▶ _Aim_: Where a line of the listing below includes the word "screenshot", reproduce that line.

▶ _Given data_:

* BEGIN *

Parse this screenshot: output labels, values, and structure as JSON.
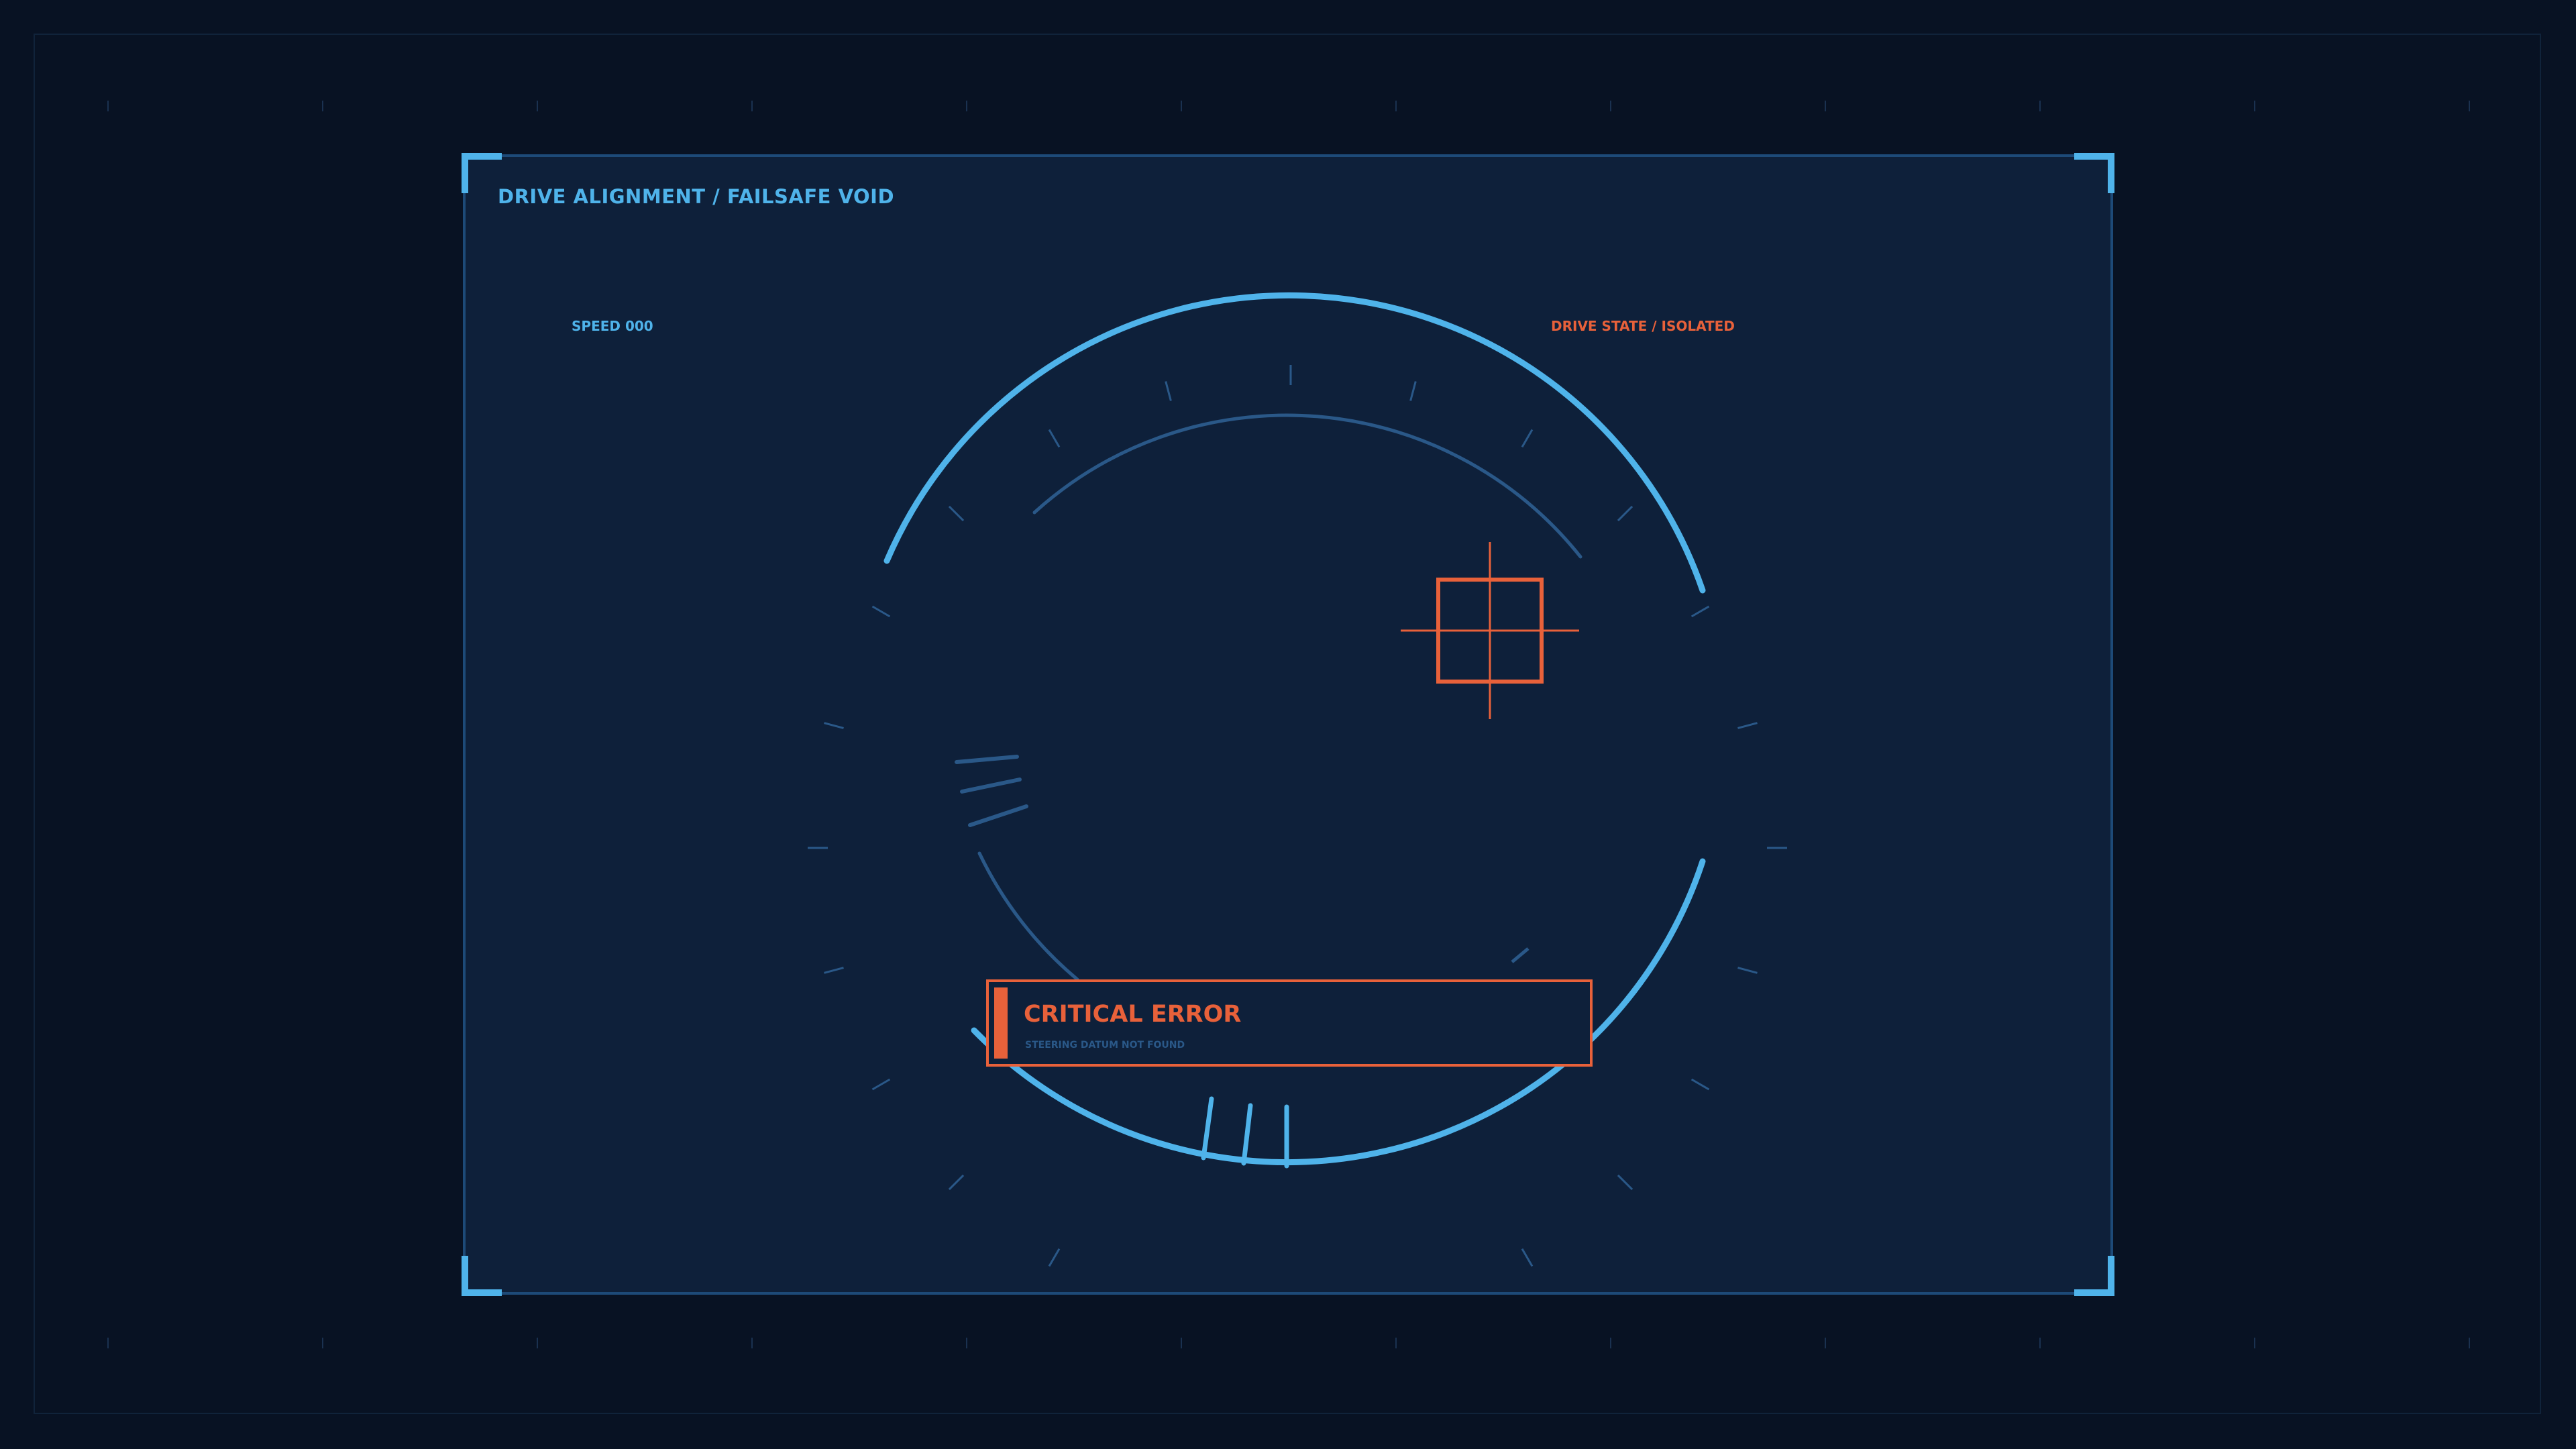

* END *
* BEGIN *

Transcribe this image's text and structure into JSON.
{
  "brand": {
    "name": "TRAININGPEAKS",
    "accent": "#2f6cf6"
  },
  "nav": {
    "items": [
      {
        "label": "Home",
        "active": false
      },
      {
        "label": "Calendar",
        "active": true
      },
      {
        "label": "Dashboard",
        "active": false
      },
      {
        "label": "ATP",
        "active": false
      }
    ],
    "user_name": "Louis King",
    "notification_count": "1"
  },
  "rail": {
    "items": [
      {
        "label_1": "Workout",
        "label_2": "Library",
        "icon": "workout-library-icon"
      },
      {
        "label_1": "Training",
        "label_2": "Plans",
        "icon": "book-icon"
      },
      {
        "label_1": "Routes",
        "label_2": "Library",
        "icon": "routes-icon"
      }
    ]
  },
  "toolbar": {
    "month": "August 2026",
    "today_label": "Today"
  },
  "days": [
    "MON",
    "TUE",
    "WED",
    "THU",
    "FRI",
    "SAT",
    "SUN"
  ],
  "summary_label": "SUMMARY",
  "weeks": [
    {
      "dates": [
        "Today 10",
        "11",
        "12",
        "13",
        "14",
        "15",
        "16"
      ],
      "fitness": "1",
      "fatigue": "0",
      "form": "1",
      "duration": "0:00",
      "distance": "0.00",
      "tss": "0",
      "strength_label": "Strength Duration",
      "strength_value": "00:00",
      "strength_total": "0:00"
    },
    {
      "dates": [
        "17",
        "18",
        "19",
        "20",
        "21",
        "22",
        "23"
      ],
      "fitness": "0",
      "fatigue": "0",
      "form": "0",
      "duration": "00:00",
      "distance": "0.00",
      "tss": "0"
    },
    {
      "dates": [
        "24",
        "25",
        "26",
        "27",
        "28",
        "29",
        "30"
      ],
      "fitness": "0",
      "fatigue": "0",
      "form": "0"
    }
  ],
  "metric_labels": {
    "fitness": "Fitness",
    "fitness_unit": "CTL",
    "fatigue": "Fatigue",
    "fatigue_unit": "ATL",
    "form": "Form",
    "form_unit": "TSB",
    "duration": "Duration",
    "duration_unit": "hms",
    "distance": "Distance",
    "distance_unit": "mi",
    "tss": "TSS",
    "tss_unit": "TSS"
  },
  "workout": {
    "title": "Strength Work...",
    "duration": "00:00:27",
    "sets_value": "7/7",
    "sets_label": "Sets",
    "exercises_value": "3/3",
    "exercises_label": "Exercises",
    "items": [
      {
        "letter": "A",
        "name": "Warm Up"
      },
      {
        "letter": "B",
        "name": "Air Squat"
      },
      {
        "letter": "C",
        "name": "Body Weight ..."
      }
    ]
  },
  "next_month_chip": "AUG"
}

* END *
* BEGIN *

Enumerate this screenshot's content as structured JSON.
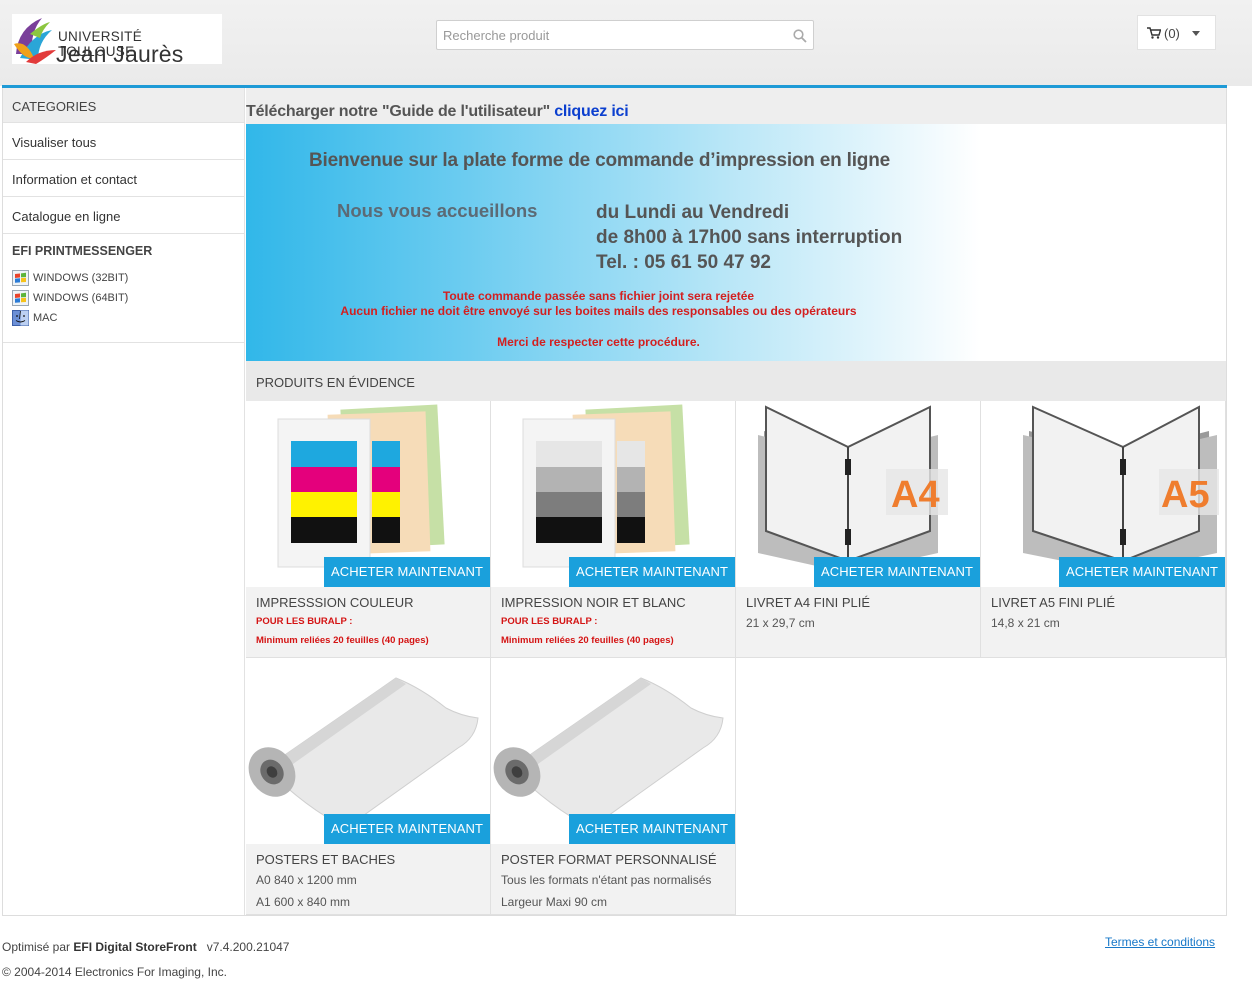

* END *

▶ _Output of the task_:
Parse this screenshot: output labels, values, and structure as JSON.
Enumerate this screenshot's content as structured JSON.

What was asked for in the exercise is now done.